_Directions for this task_
Give back the full material, exactly as it reads.

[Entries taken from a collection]
•••••
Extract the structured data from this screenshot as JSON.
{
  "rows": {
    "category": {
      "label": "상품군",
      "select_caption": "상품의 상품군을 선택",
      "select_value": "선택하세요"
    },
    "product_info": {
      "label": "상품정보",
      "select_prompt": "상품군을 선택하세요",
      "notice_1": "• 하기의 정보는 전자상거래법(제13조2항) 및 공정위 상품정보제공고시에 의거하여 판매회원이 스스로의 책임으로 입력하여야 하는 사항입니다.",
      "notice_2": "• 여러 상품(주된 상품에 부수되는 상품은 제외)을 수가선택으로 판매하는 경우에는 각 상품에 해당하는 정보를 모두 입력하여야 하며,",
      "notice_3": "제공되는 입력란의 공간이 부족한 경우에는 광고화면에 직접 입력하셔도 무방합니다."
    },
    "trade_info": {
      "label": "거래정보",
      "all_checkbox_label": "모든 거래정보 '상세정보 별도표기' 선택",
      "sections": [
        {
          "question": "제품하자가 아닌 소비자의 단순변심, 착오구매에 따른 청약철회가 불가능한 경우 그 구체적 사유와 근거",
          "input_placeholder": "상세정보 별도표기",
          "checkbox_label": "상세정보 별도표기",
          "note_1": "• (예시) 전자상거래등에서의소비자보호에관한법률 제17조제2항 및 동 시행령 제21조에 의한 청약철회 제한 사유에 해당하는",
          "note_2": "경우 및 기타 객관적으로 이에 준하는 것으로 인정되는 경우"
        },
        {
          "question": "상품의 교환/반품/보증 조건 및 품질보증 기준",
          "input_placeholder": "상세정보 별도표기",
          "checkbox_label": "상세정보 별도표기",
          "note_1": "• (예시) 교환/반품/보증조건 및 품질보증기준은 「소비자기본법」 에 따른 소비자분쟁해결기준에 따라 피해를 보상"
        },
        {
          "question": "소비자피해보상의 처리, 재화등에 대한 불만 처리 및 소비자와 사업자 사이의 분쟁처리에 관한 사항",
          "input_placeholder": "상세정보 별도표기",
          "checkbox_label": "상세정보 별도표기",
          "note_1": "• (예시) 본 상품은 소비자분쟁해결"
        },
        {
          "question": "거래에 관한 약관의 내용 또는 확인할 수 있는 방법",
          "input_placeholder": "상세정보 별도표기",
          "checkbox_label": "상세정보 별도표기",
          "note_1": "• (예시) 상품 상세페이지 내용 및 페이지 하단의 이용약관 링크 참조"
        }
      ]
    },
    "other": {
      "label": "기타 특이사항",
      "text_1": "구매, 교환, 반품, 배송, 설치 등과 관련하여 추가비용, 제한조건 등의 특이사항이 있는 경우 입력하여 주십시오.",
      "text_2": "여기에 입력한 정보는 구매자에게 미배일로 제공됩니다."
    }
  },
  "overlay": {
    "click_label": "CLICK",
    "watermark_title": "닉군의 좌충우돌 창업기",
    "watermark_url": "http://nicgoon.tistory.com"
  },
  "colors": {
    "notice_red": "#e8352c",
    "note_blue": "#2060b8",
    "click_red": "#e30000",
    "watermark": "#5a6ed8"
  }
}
•••••
_Complete output_
Extract the structured data from this screenshot as JSON.
{
  "rows": {
    "category": {
      "label": "상품군",
      "select_caption": "상품의 상품군을 선택",
      "select_value": "선택하세요"
    },
    "product_info": {
      "label": "상품정보",
      "select_prompt": "상품군을 선택하세요",
      "notice_1": "• 하기의 정보는 전자상거래법(제13조2항) 및 공정위 상품정보제공고시에 의거하여 판매회원이 스스로의 책임으로 입력하여야 하는 사항입니다.",
      "notice_2": "• 여러 상품(주된 상품에 부수되는 상품은 제외)을 수가선택으로 판매하는 경우에는 각 상품에 해당하는 정보를 모두 입력하여야 하며,",
      "notice_3": "제공되는 입력란의 공간이 부족한 경우에는 광고화면에 직접 입력하셔도 무방합니다."
    },
    "trade_info": {
      "label": "거래정보",
      "all_checkbox_label": "모든 거래정보 '상세정보 별도표기' 선택",
      "sections": [
        {
          "question": "제품하자가 아닌 소비자의 단순변심, 착오구매에 따른 청약철회가 불가능한 경우 그 구체적 사유와 근거",
          "input_placeholder": "상세정보 별도표기",
          "checkbox_label": "상세정보 별도표기",
          "note_1": "• (예시) 전자상거래등에서의소비자보호에관한법률 제17조제2항 및 동 시행령 제21조에 의한 청약철회 제한 사유에 해당하는",
          "note_2": "경우 및 기타 객관적으로 이에 준하는 것으로 인정되는 경우"
        },
        {
          "question": "상품의 교환/반품/보증 조건 및 품질보증 기준",
          "input_placeholder": "상세정보 별도표기",
          "checkbox_label": "상세정보 별도표기",
          "note_1": "• (예시) 교환/반품/보증조건 및 품질보증기준은 「소비자기본법」 에 따른 소비자분쟁해결기준에 따라 피해를 보상"
        },
        {
          "question": "소비자피해보상의 처리, 재화등에 대한 불만 처리 및 소비자와 사업자 사이의 분쟁처리에 관한 사항",
          "input_placeholder": "상세정보 별도표기",
          "checkbox_label": "상세정보 별도표기",
          "note_1": "• (예시) 본 상품은 소비자분쟁해결"
        },
        {
          "question": "거래에 관한 약관의 내용 또는 확인할 수 있는 방법",
          "input_placeholder": "상세정보 별도표기",
          "checkbox_label": "상세정보 별도표기",
          "note_1": "• (예시) 상품 상세페이지 내용 및 페이지 하단의 이용약관 링크 참조"
        }
      ]
    },
    "other": {
      "label": "기타 특이사항",
      "text_1": "구매, 교환, 반품, 배송, 설치 등과 관련하여 추가비용, 제한조건 등의 특이사항이 있는 경우 입력하여 주십시오.",
      "text_2": "여기에 입력한 정보는 구매자에게 미배일로 제공됩니다."
    }
  },
  "overlay": {
    "click_label": "CLICK",
    "watermark_title": "닉군의 좌충우돌 창업기",
    "watermark_url": "http://nicgoon.tistory.com"
  },
  "colors": {
    "notice_red": "#e8352c",
    "note_blue": "#2060b8",
    "click_red": "#e30000",
    "watermark": "#5a6ed8"
  }
}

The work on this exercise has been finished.